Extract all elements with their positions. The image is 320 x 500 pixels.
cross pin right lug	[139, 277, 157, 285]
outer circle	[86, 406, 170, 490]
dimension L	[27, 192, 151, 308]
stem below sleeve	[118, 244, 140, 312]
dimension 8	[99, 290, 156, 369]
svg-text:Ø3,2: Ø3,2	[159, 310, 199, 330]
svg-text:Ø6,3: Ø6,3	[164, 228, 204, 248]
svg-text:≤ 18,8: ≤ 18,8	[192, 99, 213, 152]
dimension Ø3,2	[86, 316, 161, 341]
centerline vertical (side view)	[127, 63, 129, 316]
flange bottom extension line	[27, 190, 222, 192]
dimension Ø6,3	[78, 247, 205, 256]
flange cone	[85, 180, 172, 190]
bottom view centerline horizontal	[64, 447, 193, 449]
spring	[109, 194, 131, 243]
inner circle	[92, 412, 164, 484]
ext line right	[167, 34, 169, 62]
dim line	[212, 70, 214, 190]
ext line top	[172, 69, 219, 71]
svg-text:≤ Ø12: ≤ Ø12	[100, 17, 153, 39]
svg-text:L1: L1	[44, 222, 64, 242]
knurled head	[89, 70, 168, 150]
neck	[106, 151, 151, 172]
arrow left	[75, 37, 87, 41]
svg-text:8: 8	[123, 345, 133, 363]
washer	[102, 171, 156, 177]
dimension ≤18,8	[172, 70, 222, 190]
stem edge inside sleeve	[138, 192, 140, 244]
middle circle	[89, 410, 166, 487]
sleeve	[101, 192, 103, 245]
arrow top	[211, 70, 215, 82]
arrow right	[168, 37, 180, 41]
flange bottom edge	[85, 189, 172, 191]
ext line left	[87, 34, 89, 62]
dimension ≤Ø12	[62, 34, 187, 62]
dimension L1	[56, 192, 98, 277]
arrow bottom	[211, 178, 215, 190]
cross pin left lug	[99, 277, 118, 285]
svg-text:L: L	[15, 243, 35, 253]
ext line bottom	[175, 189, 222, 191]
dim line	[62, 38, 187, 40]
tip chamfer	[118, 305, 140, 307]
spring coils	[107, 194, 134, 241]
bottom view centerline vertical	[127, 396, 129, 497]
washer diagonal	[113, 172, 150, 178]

==

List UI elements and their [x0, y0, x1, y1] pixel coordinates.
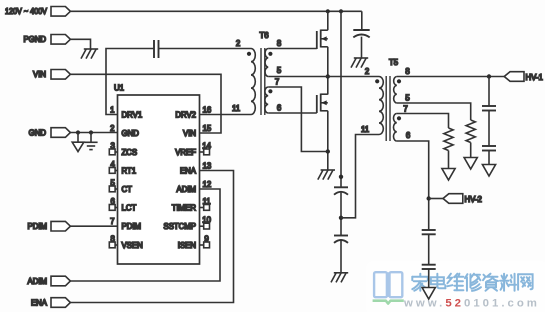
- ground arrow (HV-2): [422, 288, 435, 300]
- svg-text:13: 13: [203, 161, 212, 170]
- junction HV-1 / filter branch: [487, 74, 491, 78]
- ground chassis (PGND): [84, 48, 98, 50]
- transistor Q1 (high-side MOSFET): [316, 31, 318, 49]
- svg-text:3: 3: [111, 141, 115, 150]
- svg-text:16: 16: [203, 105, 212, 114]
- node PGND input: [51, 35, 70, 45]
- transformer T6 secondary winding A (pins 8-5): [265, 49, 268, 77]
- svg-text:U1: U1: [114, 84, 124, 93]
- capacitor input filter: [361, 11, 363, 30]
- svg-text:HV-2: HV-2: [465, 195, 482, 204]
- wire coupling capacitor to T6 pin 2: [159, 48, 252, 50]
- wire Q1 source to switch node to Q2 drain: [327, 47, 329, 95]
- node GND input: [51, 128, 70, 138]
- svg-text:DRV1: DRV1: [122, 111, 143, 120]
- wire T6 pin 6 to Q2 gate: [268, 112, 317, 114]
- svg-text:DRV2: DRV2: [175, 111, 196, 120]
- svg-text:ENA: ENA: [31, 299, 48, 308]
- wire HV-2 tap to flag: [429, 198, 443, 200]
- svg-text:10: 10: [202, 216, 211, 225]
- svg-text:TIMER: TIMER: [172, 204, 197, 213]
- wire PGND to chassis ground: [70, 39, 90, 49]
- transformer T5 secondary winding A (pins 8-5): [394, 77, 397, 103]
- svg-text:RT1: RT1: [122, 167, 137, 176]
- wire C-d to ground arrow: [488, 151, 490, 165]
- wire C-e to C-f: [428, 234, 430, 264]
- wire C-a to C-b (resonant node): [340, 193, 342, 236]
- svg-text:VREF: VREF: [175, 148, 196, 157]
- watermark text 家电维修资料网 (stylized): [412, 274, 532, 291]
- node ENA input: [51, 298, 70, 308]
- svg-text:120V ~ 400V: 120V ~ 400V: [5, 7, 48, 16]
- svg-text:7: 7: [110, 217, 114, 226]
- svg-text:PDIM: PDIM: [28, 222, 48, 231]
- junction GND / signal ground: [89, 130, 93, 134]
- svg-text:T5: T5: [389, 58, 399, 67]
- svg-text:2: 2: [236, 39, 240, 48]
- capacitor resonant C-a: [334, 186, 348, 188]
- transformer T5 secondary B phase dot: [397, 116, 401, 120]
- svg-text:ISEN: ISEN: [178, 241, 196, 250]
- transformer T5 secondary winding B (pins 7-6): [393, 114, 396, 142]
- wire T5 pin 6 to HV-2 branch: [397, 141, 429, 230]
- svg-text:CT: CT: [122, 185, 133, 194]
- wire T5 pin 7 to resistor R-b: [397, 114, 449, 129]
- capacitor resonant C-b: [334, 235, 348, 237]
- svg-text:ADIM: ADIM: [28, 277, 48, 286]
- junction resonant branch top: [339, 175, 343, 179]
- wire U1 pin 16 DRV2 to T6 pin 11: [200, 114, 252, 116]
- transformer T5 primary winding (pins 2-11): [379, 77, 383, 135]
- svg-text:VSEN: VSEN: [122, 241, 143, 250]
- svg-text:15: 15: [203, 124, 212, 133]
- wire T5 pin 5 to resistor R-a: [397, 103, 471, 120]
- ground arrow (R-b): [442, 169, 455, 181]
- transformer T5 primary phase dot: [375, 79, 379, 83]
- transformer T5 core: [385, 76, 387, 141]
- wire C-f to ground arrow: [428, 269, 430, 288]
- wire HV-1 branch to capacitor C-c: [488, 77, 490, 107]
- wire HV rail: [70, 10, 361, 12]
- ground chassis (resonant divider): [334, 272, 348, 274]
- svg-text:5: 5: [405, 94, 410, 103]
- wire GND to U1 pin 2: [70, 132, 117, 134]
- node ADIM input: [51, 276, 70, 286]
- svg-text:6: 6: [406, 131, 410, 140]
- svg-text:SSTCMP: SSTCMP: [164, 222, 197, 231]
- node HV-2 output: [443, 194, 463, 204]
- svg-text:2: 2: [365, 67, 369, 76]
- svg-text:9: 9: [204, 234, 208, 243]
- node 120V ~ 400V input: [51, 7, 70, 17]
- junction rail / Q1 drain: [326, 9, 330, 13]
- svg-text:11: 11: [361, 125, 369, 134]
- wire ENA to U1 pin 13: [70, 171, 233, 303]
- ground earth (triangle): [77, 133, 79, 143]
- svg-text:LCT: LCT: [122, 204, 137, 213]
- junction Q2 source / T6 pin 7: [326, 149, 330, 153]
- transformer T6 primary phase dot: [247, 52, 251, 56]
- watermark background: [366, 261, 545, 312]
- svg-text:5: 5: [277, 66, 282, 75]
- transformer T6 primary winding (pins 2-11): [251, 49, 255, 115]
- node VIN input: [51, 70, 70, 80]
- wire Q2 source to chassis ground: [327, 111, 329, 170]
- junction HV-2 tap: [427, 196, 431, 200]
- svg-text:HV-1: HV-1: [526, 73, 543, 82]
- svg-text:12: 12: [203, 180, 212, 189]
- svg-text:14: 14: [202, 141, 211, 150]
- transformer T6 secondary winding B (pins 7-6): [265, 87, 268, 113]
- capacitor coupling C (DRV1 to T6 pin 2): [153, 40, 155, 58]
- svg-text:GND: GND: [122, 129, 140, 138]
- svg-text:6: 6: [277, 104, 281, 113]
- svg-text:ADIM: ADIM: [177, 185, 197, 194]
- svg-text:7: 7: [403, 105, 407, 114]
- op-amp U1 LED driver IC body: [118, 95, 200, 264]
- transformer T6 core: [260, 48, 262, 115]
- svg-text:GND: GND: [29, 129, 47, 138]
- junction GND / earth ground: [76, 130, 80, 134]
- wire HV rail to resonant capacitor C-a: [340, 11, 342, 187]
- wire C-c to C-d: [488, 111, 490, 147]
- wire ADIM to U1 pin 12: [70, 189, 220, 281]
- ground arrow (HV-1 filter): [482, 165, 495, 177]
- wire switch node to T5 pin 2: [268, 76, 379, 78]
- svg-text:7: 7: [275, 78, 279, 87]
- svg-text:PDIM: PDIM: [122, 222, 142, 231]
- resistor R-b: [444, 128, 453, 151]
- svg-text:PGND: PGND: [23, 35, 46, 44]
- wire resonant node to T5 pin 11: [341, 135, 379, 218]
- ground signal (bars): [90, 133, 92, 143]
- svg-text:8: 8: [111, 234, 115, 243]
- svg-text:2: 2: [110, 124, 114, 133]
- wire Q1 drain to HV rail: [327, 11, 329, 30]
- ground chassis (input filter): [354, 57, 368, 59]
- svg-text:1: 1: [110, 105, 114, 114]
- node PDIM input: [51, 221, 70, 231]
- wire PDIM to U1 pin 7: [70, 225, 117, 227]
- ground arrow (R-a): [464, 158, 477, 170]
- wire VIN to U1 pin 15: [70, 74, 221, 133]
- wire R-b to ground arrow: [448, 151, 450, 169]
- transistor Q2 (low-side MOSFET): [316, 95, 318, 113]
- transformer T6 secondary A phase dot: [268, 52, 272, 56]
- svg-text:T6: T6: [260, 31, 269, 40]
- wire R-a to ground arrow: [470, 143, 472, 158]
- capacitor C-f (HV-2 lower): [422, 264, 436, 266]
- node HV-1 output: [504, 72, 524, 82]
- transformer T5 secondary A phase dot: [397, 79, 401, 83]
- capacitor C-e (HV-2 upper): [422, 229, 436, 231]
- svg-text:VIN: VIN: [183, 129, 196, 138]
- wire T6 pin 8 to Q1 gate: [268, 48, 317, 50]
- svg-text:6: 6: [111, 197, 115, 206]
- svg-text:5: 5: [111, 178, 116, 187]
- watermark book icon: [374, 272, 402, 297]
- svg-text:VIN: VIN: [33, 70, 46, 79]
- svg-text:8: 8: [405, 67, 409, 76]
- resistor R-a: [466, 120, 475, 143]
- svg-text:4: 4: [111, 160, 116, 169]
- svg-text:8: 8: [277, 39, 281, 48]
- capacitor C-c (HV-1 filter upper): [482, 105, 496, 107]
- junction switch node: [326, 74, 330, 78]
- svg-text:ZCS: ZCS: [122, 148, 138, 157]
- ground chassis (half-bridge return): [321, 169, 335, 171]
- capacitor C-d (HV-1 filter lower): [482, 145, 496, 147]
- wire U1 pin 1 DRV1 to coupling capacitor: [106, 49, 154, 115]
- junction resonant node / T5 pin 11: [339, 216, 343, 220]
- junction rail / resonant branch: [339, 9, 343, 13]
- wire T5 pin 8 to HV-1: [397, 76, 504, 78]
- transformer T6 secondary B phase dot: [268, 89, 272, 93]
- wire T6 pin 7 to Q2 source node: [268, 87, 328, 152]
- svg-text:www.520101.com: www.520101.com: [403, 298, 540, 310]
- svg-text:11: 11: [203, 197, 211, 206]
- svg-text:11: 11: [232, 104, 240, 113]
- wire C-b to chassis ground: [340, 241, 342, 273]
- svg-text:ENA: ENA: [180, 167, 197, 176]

Exercise ▸
List each line of the records that contains the string "chassis".

Problem solution ▸
- ground chassis (PGND): [84, 48, 98, 50]
- wire PGND to chassis ground: [70, 39, 90, 49]
- ground chassis (resonant divider): [334, 272, 348, 274]
- wire Q2 source to chassis ground: [327, 111, 329, 170]
- ground chassis (input filter): [354, 57, 368, 59]
- ground chassis (half-bridge return): [321, 169, 335, 171]
- wire C-b to chassis ground: [340, 241, 342, 273]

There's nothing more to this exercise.